- _WRITTEN REQUEST_
Rewrite the records below, replacing every "Realita" with "Skutečnost" and leaving everything else as it is.

- _DATA ROWS_

_ _ _ _ _

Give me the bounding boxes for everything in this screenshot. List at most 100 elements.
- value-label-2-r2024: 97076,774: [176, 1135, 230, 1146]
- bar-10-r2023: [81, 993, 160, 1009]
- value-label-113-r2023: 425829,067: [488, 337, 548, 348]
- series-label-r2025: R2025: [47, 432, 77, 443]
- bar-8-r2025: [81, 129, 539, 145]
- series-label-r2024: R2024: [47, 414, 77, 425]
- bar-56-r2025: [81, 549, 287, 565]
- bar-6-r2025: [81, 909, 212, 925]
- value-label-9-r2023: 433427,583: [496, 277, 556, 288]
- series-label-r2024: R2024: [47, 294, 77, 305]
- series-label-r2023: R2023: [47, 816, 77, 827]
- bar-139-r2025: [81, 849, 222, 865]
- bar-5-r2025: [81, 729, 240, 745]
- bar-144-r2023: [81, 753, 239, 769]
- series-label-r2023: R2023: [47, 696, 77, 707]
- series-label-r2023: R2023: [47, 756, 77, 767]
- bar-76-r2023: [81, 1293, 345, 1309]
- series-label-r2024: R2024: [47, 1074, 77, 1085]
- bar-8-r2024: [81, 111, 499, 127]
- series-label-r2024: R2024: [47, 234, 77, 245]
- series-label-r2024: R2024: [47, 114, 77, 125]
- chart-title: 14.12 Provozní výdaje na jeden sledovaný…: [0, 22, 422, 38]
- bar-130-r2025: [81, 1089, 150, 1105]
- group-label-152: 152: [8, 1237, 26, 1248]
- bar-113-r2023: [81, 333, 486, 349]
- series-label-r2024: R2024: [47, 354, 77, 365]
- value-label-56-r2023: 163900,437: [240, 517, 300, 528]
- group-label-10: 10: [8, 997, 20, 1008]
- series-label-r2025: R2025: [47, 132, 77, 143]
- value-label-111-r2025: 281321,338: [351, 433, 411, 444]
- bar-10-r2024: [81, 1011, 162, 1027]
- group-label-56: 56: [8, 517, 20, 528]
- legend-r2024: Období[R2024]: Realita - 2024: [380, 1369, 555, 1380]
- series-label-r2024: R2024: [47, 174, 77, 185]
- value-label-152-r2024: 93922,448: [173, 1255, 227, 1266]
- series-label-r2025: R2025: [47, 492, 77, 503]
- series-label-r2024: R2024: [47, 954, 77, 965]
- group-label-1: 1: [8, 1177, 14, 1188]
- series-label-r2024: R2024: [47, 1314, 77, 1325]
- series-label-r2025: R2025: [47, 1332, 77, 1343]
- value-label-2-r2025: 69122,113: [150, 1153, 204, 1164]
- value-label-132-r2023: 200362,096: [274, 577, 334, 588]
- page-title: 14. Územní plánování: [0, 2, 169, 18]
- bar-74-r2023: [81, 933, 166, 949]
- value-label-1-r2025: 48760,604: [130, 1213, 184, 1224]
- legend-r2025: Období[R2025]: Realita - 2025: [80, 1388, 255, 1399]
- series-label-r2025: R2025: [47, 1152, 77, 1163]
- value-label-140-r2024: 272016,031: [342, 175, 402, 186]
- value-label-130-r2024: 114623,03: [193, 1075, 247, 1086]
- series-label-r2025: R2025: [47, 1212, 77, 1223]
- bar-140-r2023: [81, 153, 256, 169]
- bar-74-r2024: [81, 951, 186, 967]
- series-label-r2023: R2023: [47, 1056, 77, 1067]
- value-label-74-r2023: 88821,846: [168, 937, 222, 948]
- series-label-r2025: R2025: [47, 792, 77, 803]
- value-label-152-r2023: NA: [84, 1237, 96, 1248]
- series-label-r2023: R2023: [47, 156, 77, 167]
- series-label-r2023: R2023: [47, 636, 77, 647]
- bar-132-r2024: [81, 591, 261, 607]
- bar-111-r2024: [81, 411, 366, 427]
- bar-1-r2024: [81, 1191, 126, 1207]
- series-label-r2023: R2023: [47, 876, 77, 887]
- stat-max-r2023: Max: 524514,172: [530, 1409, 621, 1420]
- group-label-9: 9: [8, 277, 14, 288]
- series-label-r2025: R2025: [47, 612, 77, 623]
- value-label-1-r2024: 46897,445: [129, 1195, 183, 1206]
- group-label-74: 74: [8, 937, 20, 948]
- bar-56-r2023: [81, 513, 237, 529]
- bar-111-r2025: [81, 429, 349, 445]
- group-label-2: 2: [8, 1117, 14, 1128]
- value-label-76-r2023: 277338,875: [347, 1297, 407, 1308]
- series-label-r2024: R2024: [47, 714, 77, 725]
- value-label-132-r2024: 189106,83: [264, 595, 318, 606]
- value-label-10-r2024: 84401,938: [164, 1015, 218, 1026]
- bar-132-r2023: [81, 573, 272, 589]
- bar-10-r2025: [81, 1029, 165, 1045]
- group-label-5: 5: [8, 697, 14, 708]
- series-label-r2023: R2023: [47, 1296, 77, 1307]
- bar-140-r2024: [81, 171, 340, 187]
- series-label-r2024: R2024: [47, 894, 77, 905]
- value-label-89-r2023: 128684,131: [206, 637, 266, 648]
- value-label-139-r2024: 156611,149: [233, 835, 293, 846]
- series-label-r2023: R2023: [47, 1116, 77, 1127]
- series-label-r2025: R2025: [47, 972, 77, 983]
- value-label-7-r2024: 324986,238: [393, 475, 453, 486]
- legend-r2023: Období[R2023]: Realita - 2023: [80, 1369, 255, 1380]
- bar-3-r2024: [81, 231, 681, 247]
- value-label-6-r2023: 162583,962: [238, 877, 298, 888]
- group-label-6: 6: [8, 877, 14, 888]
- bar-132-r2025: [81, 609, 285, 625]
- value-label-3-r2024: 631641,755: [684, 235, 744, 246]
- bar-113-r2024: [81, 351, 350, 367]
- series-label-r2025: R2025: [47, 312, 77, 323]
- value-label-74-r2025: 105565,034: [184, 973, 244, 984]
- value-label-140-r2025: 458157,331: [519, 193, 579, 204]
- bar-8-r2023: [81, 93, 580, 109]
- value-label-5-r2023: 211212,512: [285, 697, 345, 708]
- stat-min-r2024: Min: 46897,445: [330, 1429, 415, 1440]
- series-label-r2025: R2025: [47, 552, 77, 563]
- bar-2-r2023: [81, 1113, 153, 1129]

_ _ _ _ _

- _SOLUTION TO THE PROBLEM_
Give me the bounding boxes for everything in this screenshot. List at most 100 elements.
- value-label-2-r2024: 97076,774: [176, 1135, 230, 1146]
- bar-10-r2023: [81, 993, 160, 1009]
- value-label-113-r2023: 425829,067: [488, 337, 548, 348]
- series-label-r2025: R2025: [47, 432, 77, 443]
- bar-8-r2025: [81, 129, 539, 145]
- series-label-r2024: R2024: [47, 414, 77, 425]
- bar-56-r2025: [81, 549, 287, 565]
- bar-6-r2025: [81, 909, 212, 925]
- value-label-9-r2023: 433427,583: [496, 277, 556, 288]
- series-label-r2024: R2024: [47, 294, 77, 305]
- series-label-r2023: R2023: [47, 816, 77, 827]
- bar-139-r2025: [81, 849, 222, 865]
- bar-5-r2025: [81, 729, 240, 745]
- bar-144-r2023: [81, 753, 239, 769]
- series-label-r2023: R2023: [47, 696, 77, 707]
- series-label-r2023: R2023: [47, 756, 77, 767]
- bar-76-r2023: [81, 1293, 345, 1309]
- series-label-r2024: R2024: [47, 1074, 77, 1085]
- bar-8-r2024: [81, 111, 499, 127]
- series-label-r2024: R2024: [47, 234, 77, 245]
- series-label-r2024: R2024: [47, 114, 77, 125]
- chart-title: 14.12 Provozní výdaje na jeden sledovaný…: [0, 22, 422, 38]
- bar-130-r2025: [81, 1089, 150, 1105]
- group-label-152: 152: [8, 1237, 26, 1248]
- bar-113-r2023: [81, 333, 486, 349]
- series-label-r2024: R2024: [47, 354, 77, 365]
- value-label-56-r2023: 163900,437: [240, 517, 300, 528]
- group-label-10: 10: [8, 997, 20, 1008]
- series-label-r2025: R2025: [47, 132, 77, 143]
- value-label-111-r2025: 281321,338: [351, 433, 411, 444]
- bar-10-r2024: [81, 1011, 162, 1027]
- group-label-56: 56: [8, 517, 20, 528]
- legend-r2024: Období[R2024]: Skutečnost - 2024: [380, 1369, 555, 1380]
- series-label-r2024: R2024: [47, 174, 77, 185]
- value-label-152-r2024: 93922,448: [173, 1255, 227, 1266]
- series-label-r2025: R2025: [47, 492, 77, 503]
- series-label-r2024: R2024: [47, 954, 77, 965]
- group-label-1: 1: [8, 1177, 14, 1188]
- series-label-r2024: R2024: [47, 1314, 77, 1325]
- series-label-r2025: R2025: [47, 1332, 77, 1343]
- value-label-2-r2025: 69122,113: [150, 1153, 204, 1164]
- value-label-132-r2023: 200362,096: [274, 577, 334, 588]
- page-title: 14. Územní plánování: [0, 2, 169, 18]
- bar-74-r2023: [81, 933, 166, 949]
- value-label-1-r2025: 48760,604: [130, 1213, 184, 1224]
- legend-r2025: Období[R2025]: Skutečnost - 2025: [80, 1388, 255, 1399]
- series-label-r2025: R2025: [47, 1152, 77, 1163]
- value-label-140-r2024: 272016,031: [342, 175, 402, 186]
- value-label-130-r2024: 114623,03: [193, 1075, 247, 1086]
- series-label-r2025: R2025: [47, 1212, 77, 1223]
- bar-140-r2023: [81, 153, 256, 169]
- bar-74-r2024: [81, 951, 186, 967]
- series-label-r2023: R2023: [47, 1056, 77, 1067]
- value-label-74-r2023: 88821,846: [168, 937, 222, 948]
- series-label-r2025: R2025: [47, 792, 77, 803]
- value-label-152-r2023: NA: [84, 1237, 96, 1248]
- series-label-r2023: R2023: [47, 156, 77, 167]
- series-label-r2023: R2023: [47, 636, 77, 647]
- bar-132-r2024: [81, 591, 261, 607]
- bar-111-r2024: [81, 411, 366, 427]
- bar-1-r2024: [81, 1191, 126, 1207]
- series-label-r2023: R2023: [47, 876, 77, 887]
- stat-max-r2023: Max: 524514,172: [530, 1409, 621, 1420]
- group-label-9: 9: [8, 277, 14, 288]
- series-label-r2025: R2025: [47, 612, 77, 623]
- value-label-1-r2024: 46897,445: [129, 1195, 183, 1206]
- group-label-74: 74: [8, 937, 20, 948]
- bar-56-r2023: [81, 513, 237, 529]
- bar-111-r2025: [81, 429, 349, 445]
- group-label-2: 2: [8, 1117, 14, 1128]
- value-label-76-r2023: 277338,875: [347, 1297, 407, 1308]
- series-label-r2024: R2024: [47, 714, 77, 725]
- value-label-132-r2024: 189106,83: [264, 595, 318, 606]
- value-label-10-r2024: 84401,938: [164, 1015, 218, 1026]
- bar-132-r2023: [81, 573, 272, 589]
- bar-10-r2025: [81, 1029, 165, 1045]
- group-label-5: 5: [8, 697, 14, 708]
- series-label-r2023: R2023: [47, 1296, 77, 1307]
- bar-140-r2024: [81, 171, 340, 187]
- series-label-r2024: R2024: [47, 894, 77, 905]
- value-label-89-r2023: 128684,131: [206, 637, 266, 648]
- value-label-139-r2024: 156611,149: [233, 835, 293, 846]
- series-label-r2023: R2023: [47, 1116, 77, 1127]
- series-label-r2025: R2025: [47, 972, 77, 983]
- value-label-7-r2024: 324986,238: [393, 475, 453, 486]
- legend-r2023: Období[R2023]: Skutečnost - 2023: [80, 1369, 255, 1380]
- bar-3-r2024: [81, 231, 681, 247]
- value-label-6-r2023: 162583,962: [238, 877, 298, 888]
- group-label-6: 6: [8, 877, 14, 888]
- bar-132-r2025: [81, 609, 285, 625]
- value-label-3-r2024: 631641,755: [684, 235, 744, 246]
- bar-113-r2024: [81, 351, 350, 367]
- series-label-r2025: R2025: [47, 312, 77, 323]
- value-label-74-r2025: 105565,034: [184, 973, 244, 984]
- value-label-140-r2025: 458157,331: [519, 193, 579, 204]
- bar-8-r2023: [81, 93, 580, 109]
- value-label-5-r2023: 211212,512: [285, 697, 345, 708]
- stat-min-r2024: Min: 46897,445: [330, 1429, 415, 1440]
- series-label-r2025: R2025: [47, 552, 77, 563]
- bar-2-r2023: [81, 1113, 153, 1129]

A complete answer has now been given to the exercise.